>> BEGIN Input

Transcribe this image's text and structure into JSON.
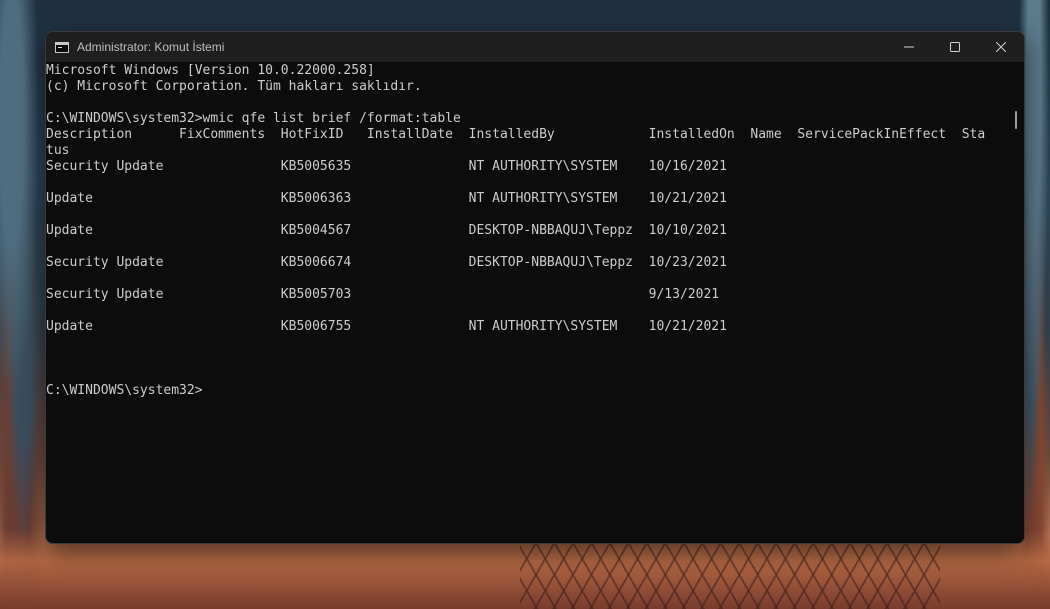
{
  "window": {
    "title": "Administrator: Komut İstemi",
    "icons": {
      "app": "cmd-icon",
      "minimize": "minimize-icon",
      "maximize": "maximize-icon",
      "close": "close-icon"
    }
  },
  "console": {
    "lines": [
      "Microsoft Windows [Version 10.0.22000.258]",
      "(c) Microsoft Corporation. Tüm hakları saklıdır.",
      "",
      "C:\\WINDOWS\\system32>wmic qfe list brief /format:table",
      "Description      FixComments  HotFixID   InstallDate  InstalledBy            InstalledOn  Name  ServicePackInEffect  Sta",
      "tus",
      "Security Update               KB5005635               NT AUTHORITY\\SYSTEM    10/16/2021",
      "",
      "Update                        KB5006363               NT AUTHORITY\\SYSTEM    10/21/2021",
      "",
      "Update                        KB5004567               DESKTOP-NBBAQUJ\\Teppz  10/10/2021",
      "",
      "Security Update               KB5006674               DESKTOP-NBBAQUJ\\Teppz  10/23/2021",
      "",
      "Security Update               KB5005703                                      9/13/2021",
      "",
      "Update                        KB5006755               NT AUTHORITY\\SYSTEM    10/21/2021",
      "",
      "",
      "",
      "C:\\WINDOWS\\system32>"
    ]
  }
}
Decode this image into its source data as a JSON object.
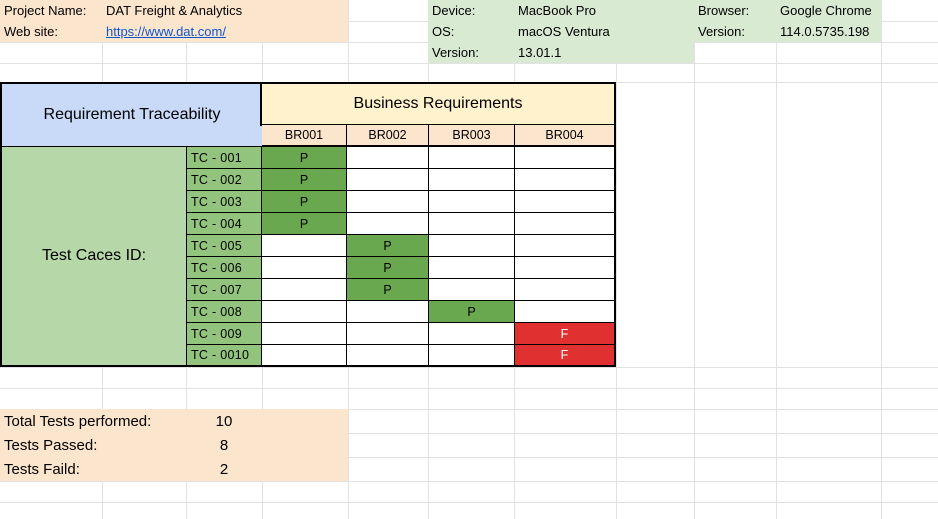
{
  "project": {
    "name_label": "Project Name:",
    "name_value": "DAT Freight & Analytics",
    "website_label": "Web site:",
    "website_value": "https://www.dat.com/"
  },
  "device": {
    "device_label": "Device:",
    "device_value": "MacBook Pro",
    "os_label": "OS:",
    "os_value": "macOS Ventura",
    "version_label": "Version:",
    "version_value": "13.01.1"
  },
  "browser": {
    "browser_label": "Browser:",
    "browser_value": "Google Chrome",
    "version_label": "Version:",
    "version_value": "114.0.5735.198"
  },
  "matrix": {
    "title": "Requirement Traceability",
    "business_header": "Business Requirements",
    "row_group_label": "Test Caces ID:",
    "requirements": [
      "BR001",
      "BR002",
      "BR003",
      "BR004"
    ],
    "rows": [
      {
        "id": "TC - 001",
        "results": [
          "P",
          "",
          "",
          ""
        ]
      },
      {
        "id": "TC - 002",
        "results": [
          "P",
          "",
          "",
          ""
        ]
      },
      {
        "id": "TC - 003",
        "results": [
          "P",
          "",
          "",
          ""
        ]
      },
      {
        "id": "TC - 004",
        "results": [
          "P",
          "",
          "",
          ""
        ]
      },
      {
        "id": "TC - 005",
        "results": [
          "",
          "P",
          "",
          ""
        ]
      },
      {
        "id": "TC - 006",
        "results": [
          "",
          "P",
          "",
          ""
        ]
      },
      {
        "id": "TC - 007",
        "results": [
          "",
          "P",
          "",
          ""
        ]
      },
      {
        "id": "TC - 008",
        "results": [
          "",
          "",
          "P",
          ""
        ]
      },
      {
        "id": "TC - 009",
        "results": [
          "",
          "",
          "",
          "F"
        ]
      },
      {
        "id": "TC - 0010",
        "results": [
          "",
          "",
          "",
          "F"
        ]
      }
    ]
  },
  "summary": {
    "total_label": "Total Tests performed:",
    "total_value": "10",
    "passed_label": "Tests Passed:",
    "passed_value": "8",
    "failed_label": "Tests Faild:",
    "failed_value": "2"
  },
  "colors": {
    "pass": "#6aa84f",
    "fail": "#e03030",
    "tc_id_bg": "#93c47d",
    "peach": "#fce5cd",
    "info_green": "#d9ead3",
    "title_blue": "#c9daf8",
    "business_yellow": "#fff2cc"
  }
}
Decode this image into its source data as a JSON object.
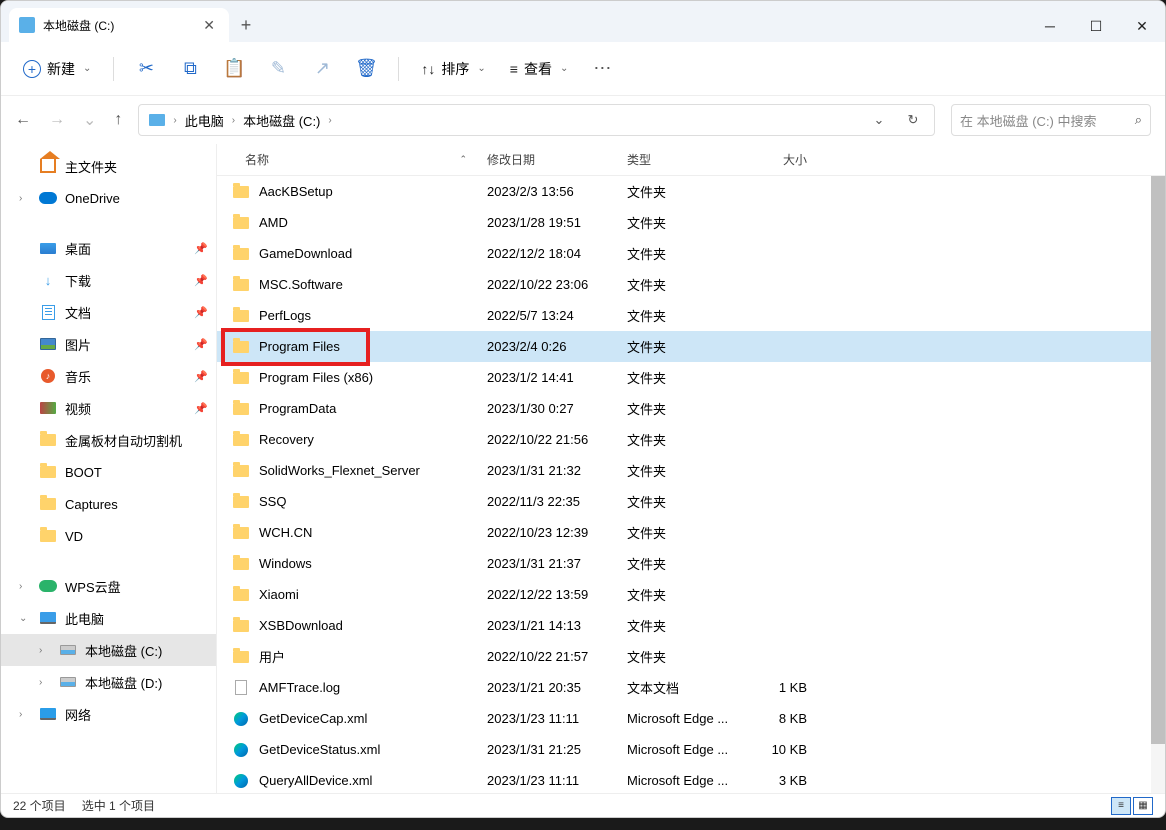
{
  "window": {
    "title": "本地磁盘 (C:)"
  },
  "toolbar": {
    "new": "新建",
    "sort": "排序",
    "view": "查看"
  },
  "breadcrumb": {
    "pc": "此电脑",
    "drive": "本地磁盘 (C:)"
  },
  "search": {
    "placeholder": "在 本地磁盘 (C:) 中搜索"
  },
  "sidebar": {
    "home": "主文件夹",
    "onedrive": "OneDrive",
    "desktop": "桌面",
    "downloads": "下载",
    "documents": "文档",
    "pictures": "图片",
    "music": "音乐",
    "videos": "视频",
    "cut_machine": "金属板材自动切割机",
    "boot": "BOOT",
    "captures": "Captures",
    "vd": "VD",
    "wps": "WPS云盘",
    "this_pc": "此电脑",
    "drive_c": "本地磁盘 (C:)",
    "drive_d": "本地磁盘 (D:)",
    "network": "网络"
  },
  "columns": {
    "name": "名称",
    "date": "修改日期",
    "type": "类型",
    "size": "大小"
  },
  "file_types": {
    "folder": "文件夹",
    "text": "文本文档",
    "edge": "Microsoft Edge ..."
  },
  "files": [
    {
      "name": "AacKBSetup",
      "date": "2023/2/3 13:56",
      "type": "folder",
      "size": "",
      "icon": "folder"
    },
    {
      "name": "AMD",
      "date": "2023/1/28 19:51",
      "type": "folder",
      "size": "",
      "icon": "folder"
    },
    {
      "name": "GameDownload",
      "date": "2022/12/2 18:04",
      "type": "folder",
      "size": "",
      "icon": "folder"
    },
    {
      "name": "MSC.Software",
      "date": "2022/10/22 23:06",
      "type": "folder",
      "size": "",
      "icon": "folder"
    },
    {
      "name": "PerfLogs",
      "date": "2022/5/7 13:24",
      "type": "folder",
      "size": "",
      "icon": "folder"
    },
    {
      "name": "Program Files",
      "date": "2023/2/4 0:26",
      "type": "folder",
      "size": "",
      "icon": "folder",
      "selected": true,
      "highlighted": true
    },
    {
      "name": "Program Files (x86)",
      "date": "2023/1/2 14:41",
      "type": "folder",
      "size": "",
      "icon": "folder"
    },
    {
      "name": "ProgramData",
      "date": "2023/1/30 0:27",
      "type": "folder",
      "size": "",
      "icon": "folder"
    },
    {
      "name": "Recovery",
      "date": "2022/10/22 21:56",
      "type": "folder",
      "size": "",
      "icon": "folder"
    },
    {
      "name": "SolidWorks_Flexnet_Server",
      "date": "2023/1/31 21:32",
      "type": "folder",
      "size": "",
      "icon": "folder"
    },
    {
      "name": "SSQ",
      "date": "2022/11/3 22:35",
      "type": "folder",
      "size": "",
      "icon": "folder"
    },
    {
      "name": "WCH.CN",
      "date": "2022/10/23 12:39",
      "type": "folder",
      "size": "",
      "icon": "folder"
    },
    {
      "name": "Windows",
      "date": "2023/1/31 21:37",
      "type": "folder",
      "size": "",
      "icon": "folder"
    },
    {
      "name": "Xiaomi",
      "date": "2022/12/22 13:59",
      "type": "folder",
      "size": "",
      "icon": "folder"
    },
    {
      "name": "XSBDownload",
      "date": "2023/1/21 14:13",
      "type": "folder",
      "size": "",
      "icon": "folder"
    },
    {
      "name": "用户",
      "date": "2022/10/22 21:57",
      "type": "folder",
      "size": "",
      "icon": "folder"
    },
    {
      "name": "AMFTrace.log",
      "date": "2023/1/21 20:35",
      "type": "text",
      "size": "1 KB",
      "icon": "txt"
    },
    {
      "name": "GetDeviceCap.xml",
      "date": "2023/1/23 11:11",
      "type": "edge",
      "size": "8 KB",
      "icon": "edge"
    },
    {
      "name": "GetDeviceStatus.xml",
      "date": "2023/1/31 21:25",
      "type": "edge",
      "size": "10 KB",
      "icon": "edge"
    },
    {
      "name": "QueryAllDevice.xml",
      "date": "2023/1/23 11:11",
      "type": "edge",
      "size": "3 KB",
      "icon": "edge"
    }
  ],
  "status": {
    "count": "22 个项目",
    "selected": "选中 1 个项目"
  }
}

>> END Input

Only the number is wanted: how many lines of the material above include the word "NBBAQUJ"?

## [Task solution]
2